Directions - Write out the material exactly, with the pictures left out.

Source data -
━━━━━━━━━━
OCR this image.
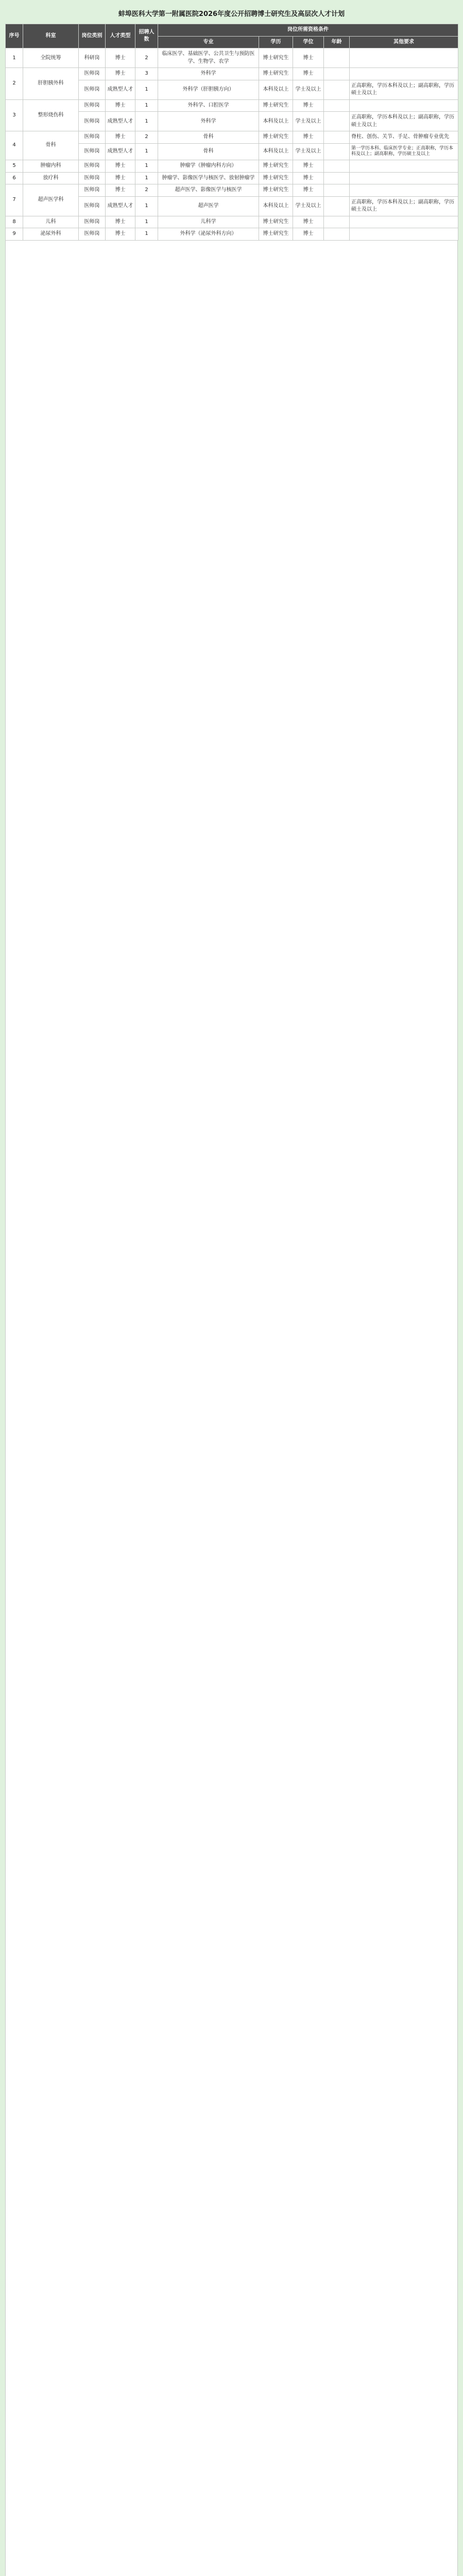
蚌埠医科大学第一附属医院2026年度公开招聘博士研究生及高层次人才计划
序号	科室	岗位类别	人才类型	招聘人数	岗位所需资格条件				
					专业	学历	学位	年龄	其他要求
1	全院统筹	科研岗	博士	2	临床医学、基础医学、公共卫生与预防医学、生物学、农学	博士研究生	博士		
2	肝胆胰外科	医师岗	博士	3	外科学	博士研究生	博士		
		医师岗	成熟型人才	1	外科学（肝胆胰方向）	本科及以上	学士及以上		正高职称，学历本科及以上；副高职称，学历硕士及以上
3	整形烧伤科	医师岗	博士	1	外科学、口腔医学	博士研究生	博士		
		医师岗	成熟型人才	1	外科学	本科及以上	学士及以上		正高职称，学历本科及以上；副高职称，学历硕士及以上
4	骨科	医师岗	博士	2	骨科	博士研究生	博士		脊柱、创伤、关节、手足、骨肿瘤专业优先
		医师岗	成熟型人才	1	骨科	本科及以上	学士及以上		第一学历本科、临床医学专业；正高职称，学历本科及以上；副高职称，学历硕士及以上
5	肿瘤内科	医师岗	博士	1	肿瘤学（肿瘤内科方向）	博士研究生	博士		
6	放疗科	医师岗	博士	1	肿瘤学、影像医学与核医学、放射肿瘤学	博士研究生	博士		
7	超声医学科	医师岗	博士	2	超声医学、影像医学与核医学	博士研究生	博士		
		医师岗	成熟型人才	1	超声医学	本科及以上	学士及以上		正高职称，学历本科及以上；副高职称，学历硕士及以上
8	儿科	医师岗	博士	1	儿科学	博士研究生	博士		
9	泌尿外科	医师岗	博士	1	外科学（泌尿外科方向）	博士研究生	博士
━━━━━━━━━━
Answer to this task -
OCR this image.
蚌埠医科大学第一附属医院2026年度公开招聘博士研究生及高层次人才计划
序号	科室	岗位类别	人才类型	招聘人数	岗位所需资格条件				
					专业	学历	学位	年龄	其他要求
1	全院统筹	科研岗	博士	2	临床医学、基础医学、公共卫生与预防医学、生物学、农学	博士研究生	博士		
2	肝胆胰外科	医师岗	博士	3	外科学	博士研究生	博士		
		医师岗	成熟型人才	1	外科学（肝胆胰方向）	本科及以上	学士及以上		正高职称，学历本科及以上；副高职称，学历硕士及以上
3	整形烧伤科	医师岗	博士	1	外科学、口腔医学	博士研究生	博士		
		医师岗	成熟型人才	1	外科学	本科及以上	学士及以上		正高职称，学历本科及以上；副高职称，学历硕士及以上
4	骨科	医师岗	博士	2	骨科	博士研究生	博士		脊柱、创伤、关节、手足、骨肿瘤专业优先
		医师岗	成熟型人才	1	骨科	本科及以上	学士及以上		第一学历本科、临床医学专业；正高职称，学历本科及以上；副高职称，学历硕士及以上
5	肿瘤内科	医师岗	博士	1	肿瘤学（肿瘤内科方向）	博士研究生	博士		
6	放疗科	医师岗	博士	1	肿瘤学、影像医学与核医学、放射肿瘤学	博士研究生	博士		
7	超声医学科	医师岗	博士	2	超声医学、影像医学与核医学	博士研究生	博士		
		医师岗	成熟型人才	1	超声医学	本科及以上	学士及以上		正高职称，学历本科及以上；副高职称，学历硕士及以上
8	儿科	医师岗	博士	1	儿科学	博士研究生	博士		
9	泌尿外科	医师岗	博士	1	外科学（泌尿外科方向）	博士研究生	博士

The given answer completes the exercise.